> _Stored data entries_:
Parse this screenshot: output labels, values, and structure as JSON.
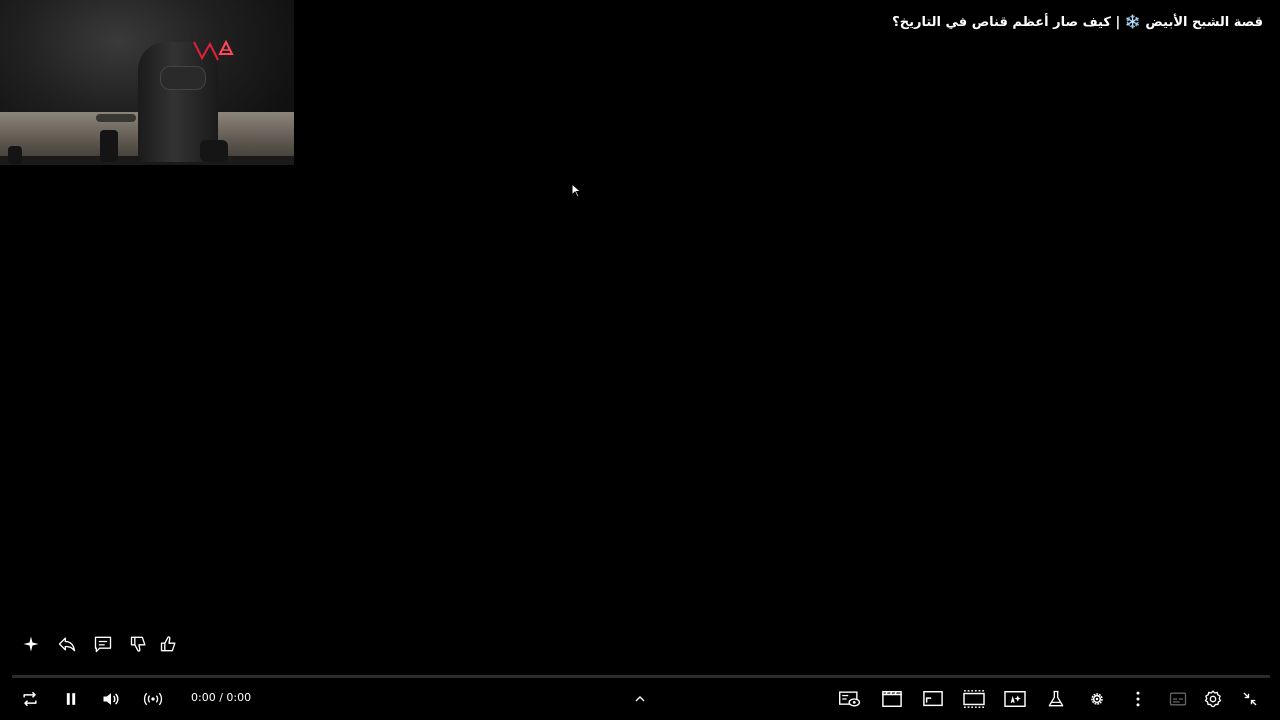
{
  "video": {
    "title": "قصة الشبح الأبيض ❄️ | كيف صار أعظم قناص في التاريخ؟",
    "time_display": "0:00 / 0:00",
    "progress": 0
  },
  "actions": [
    {
      "name": "sparkle-button",
      "icon": "sparkle-icon"
    },
    {
      "name": "share-button",
      "icon": "share-icon"
    },
    {
      "name": "comments-button",
      "icon": "comment-icon"
    },
    {
      "name": "dislike-button",
      "icon": "thumbs-down-icon"
    },
    {
      "name": "like-button",
      "icon": "thumbs-up-icon"
    }
  ],
  "controls": {
    "left": [
      "loop-icon",
      "pause-icon",
      "volume-icon",
      "live-broadcast-icon"
    ],
    "center": [
      "chevron-up-icon"
    ],
    "right": [
      "watch-queue-icon",
      "clapperboard-icon",
      "miniplayer-icon",
      "theater-mode-icon",
      "ambient-mode-icon",
      "lab-flask-icon",
      "extension-gear-icon",
      "more-vert-icon",
      "subtitles-icon",
      "settings-gear-icon",
      "exit-fullscreen-icon"
    ]
  },
  "colors": {
    "background": "#000000",
    "text": "#ffffff",
    "progress_track": "#2b2b2b",
    "neon_accent": "#e0203a"
  }
}
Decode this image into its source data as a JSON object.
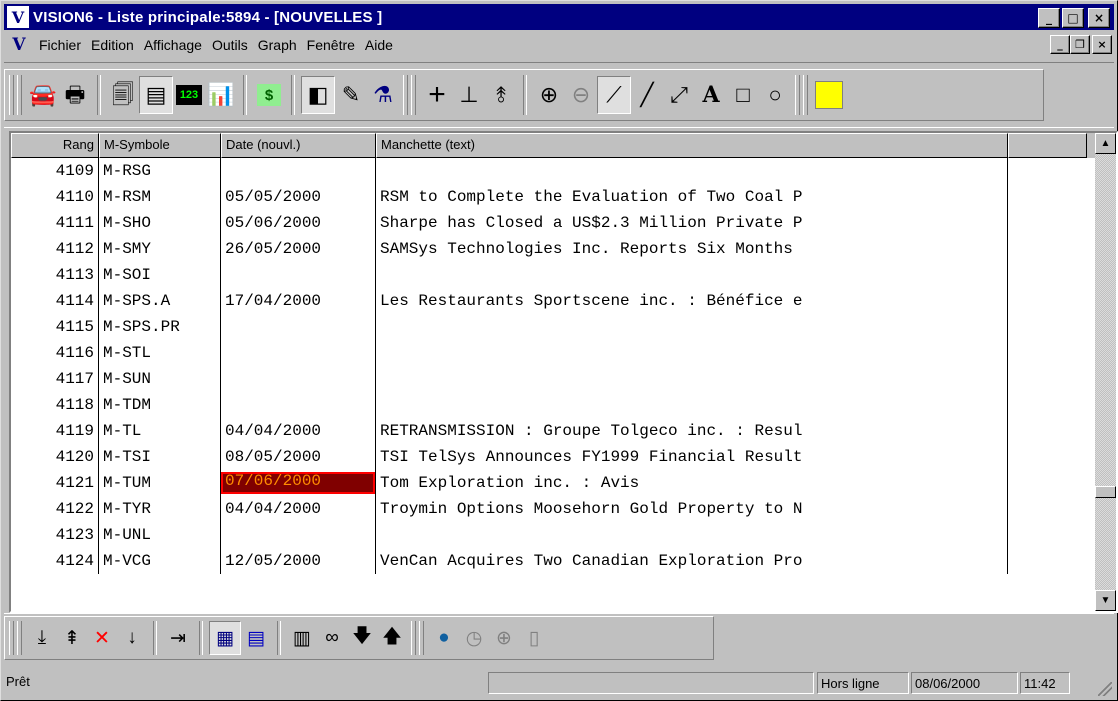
{
  "window": {
    "title": "VISION6 - Liste principale:5894 - [NOUVELLES ]",
    "logo_glyph": "V",
    "minimize": "_",
    "maximize": "□",
    "close": "×"
  },
  "menubar": {
    "items": [
      {
        "label": "Fichier"
      },
      {
        "label": "Edition"
      },
      {
        "label": "Affichage"
      },
      {
        "label": "Outils"
      },
      {
        "label": "Graph"
      },
      {
        "label": "Fenêtre"
      },
      {
        "label": "Aide"
      }
    ],
    "mdi_minimize": "_",
    "mdi_restore": "❐",
    "mdi_close": "×"
  },
  "toolbar": {
    "icons": [
      "car-icon",
      "printer-icon",
      "doc-icon",
      "sheet-icon",
      "123-icon",
      "chart-icon",
      "money-icon",
      "panel-icon",
      "edit-icon",
      "wizard-icon",
      "crosshair-icon",
      "ruler-icon",
      "fork-icon",
      "zoom-in-icon",
      "zoom-out-icon",
      "trend-line-icon",
      "line-icon",
      "arrow-line-icon",
      "text-icon",
      "rectangle-icon",
      "ellipse-icon",
      "color-swatch-icon"
    ],
    "glyphs": {
      "car": "🚘",
      "printer": "🖶",
      "doc": "🗐",
      "sheet": "▤",
      "num": "123",
      "chart": "📊",
      "money": "$",
      "panel": "◧",
      "edit": "✎",
      "wizard": "⚗",
      "crosshair": "+",
      "ruler": "⊥",
      "fork": "⥉",
      "zoom_in": "⊕",
      "zoom_out": "⊖",
      "trend": "⟋",
      "line": "╱",
      "arrow": "⤢",
      "text": "A",
      "rect": "□",
      "ellipse": "○"
    },
    "accent_color": "#ffff00"
  },
  "grid": {
    "columns": [
      "Rang",
      "M-Symbole",
      "Date (nouvl.)",
      "Manchette (text)"
    ],
    "rows": [
      {
        "rang": "4109",
        "symbole": "M-RSG",
        "date": "",
        "manchette": ""
      },
      {
        "rang": "4110",
        "symbole": "M-RSM",
        "date": "05/05/2000",
        "manchette": "RSM to Complete the Evaluation of Two Coal P"
      },
      {
        "rang": "4111",
        "symbole": "M-SHO",
        "date": "05/06/2000",
        "manchette": "Sharpe has Closed a US$2.3 Million Private P"
      },
      {
        "rang": "4112",
        "symbole": "M-SMY",
        "date": "26/05/2000",
        "manchette": "SAMSys Technologies Inc. Reports Six Months"
      },
      {
        "rang": "4113",
        "symbole": "M-SOI",
        "date": "",
        "manchette": ""
      },
      {
        "rang": "4114",
        "symbole": "M-SPS.A",
        "date": "17/04/2000",
        "manchette": "Les Restaurants Sportscene inc. : Bénéfice e"
      },
      {
        "rang": "4115",
        "symbole": "M-SPS.PR",
        "date": "",
        "manchette": ""
      },
      {
        "rang": "4116",
        "symbole": "M-STL",
        "date": "",
        "manchette": ""
      },
      {
        "rang": "4117",
        "symbole": "M-SUN",
        "date": "",
        "manchette": ""
      },
      {
        "rang": "4118",
        "symbole": "M-TDM",
        "date": "",
        "manchette": ""
      },
      {
        "rang": "4119",
        "symbole": "M-TL",
        "date": "04/04/2000",
        "manchette": "RETRANSMISSION : Groupe Tolgeco inc. : Resul"
      },
      {
        "rang": "4120",
        "symbole": "M-TSI",
        "date": "08/05/2000",
        "manchette": "TSI TelSys Announces FY1999 Financial Result"
      },
      {
        "rang": "4121",
        "symbole": "M-TUM",
        "date": "07/06/2000",
        "manchette": "Tom Exploration inc. : Avis",
        "highlight": true
      },
      {
        "rang": "4122",
        "symbole": "M-TYR",
        "date": "04/04/2000",
        "manchette": "Troymin Options Moosehorn Gold Property to N"
      },
      {
        "rang": "4123",
        "symbole": "M-UNL",
        "date": "",
        "manchette": ""
      },
      {
        "rang": "4124",
        "symbole": "M-VCG",
        "date": "12/05/2000",
        "manchette": "VenCan Acquires Two Canadian Exploration Pro"
      }
    ],
    "highlight_bg": "#800000",
    "highlight_fg": "#ff8c00",
    "scroll_position": 0.78
  },
  "bottom_toolbar": {
    "glyphs": {
      "sort_down": "⤓",
      "sort_top": "⇞",
      "delete": "✕",
      "sort_num": "↓",
      "insert": "⇥",
      "grid_a": "▦",
      "grid_b": "▤",
      "table": "▥",
      "binoculars": "∞",
      "down": "🡇",
      "up": "🡅",
      "globe": "●",
      "clock": "◷",
      "target": "⊕",
      "doc": "▯"
    }
  },
  "statusbar": {
    "status": "Prêt",
    "mode": "Hors ligne",
    "date": "08/06/2000",
    "time": "11:42"
  }
}
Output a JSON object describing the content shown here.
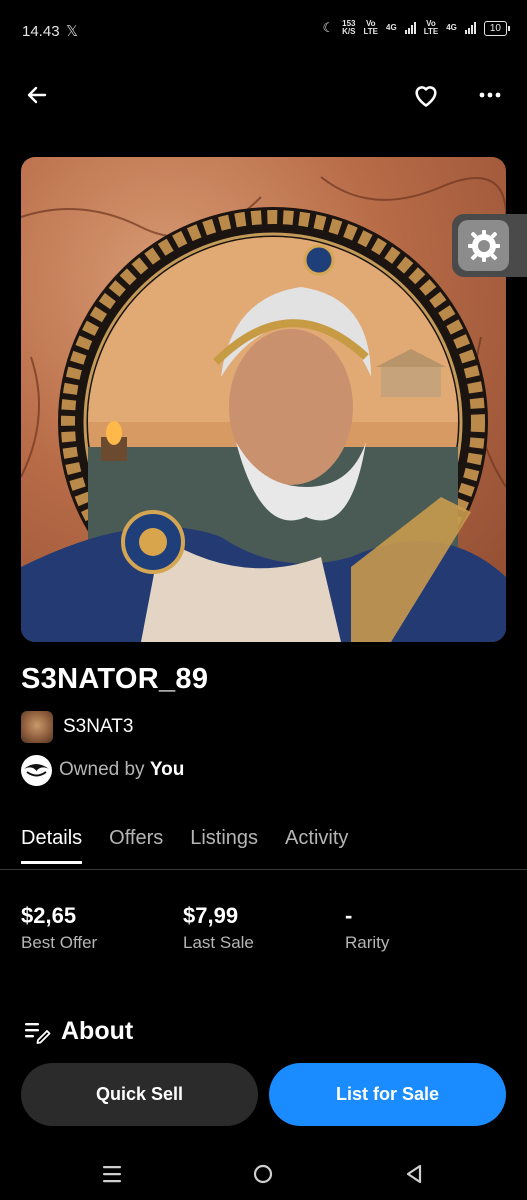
{
  "status_bar": {
    "time": "14.43",
    "x_app": "𝕏",
    "net_speed_value": "153",
    "net_speed_unit": "K/S",
    "sim1_top": "Vo",
    "sim1_bottom": "LTE",
    "sim1_gen": "4G",
    "sim2_top": "Vo",
    "sim2_bottom": "LTE",
    "sim2_gen": "4G",
    "battery": "10"
  },
  "app_bar": {
    "back_icon": "arrow-left-icon",
    "favorite_icon": "heart-outline-icon",
    "more_icon": "more-horizontal-icon"
  },
  "artwork": {
    "description_icon": "greek-senator-bust-artwork"
  },
  "floating_button": {
    "icon": "settings-gear-icon"
  },
  "nft": {
    "title": "S3NATOR_89",
    "collection": "S3NAT3",
    "owned_by_label": "Owned by",
    "owner": "You"
  },
  "tabs": [
    {
      "label": "Details",
      "active": true
    },
    {
      "label": "Offers",
      "active": false
    },
    {
      "label": "Listings",
      "active": false
    },
    {
      "label": "Activity",
      "active": false
    }
  ],
  "stats": [
    {
      "value": "$2,65",
      "label": "Best Offer"
    },
    {
      "value": "$7,99",
      "label": "Last Sale"
    },
    {
      "value": "-",
      "label": "Rarity"
    }
  ],
  "about": {
    "title": "About",
    "icon": "notes-edit-icon"
  },
  "actions": {
    "quick_sell": "Quick Sell",
    "list_for_sale": "List for Sale"
  },
  "nav": {
    "recents_icon": "menu-lines-icon",
    "home_icon": "circle-home-icon",
    "back_icon": "triangle-back-icon"
  },
  "colors": {
    "background": "#000000",
    "primary_button": "#1a8cff",
    "secondary_button": "#2b2b2b",
    "muted_text": "#b5b5b5"
  }
}
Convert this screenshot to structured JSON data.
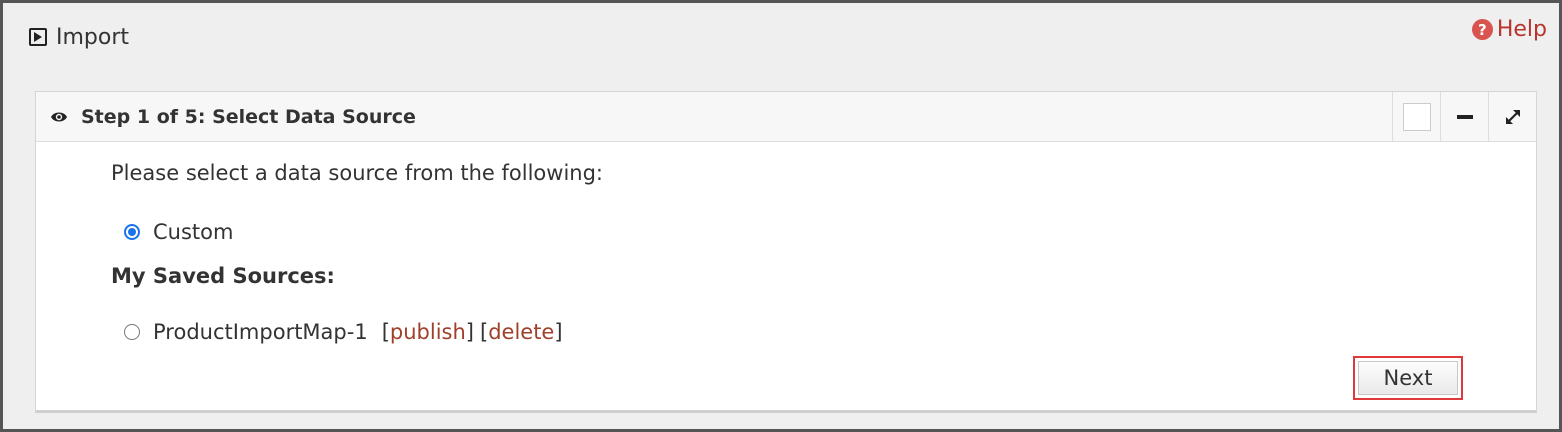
{
  "header": {
    "title": "Import",
    "help_label": "Help"
  },
  "panel": {
    "title": "Step 1 of 5: Select Data Source",
    "prompt": "Please select a data source from the following:",
    "options": [
      {
        "label": "Custom",
        "selected": true
      }
    ],
    "saved_heading": "My Saved Sources:",
    "saved_sources": [
      {
        "name": "ProductImportMap-1",
        "selected": false,
        "publish_label": "publish",
        "delete_label": "delete"
      }
    ],
    "next_label": "Next"
  },
  "icons": {
    "import": "play-square-icon",
    "help": "question-circle-icon",
    "visibility": "eye-icon",
    "minimize": "minus-icon",
    "expand": "expand-icon"
  },
  "colors": {
    "link": "#a0402a",
    "help": "#b8342f",
    "radio_selected": "#1a73e8",
    "highlight": "#e0393b"
  }
}
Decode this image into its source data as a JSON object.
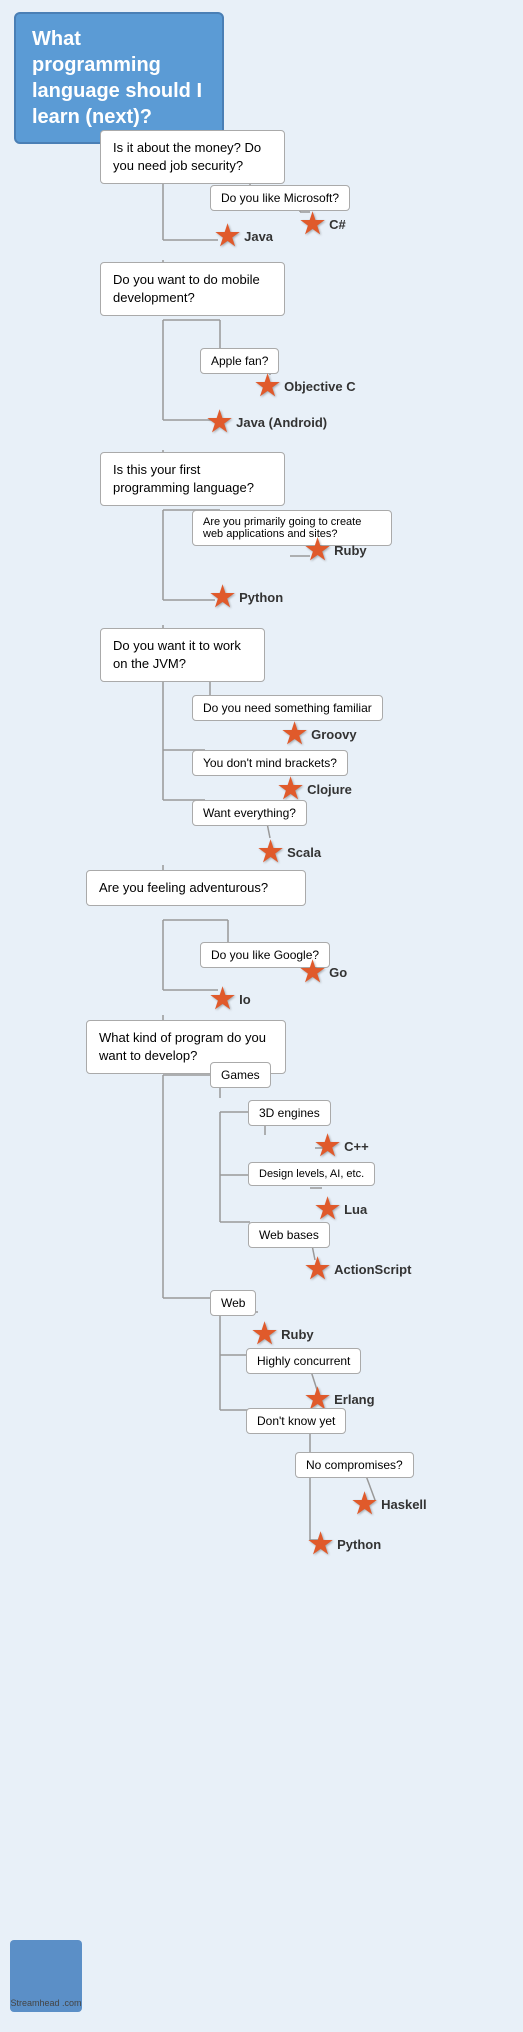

> _What the exercise asks_: Copy each line of the records containing the string "arrow".

> _Answer for this exercise_:
      "arrow-line-icon",
      "arrow": "⤢",
    "back_icon": "arrow-left-icon",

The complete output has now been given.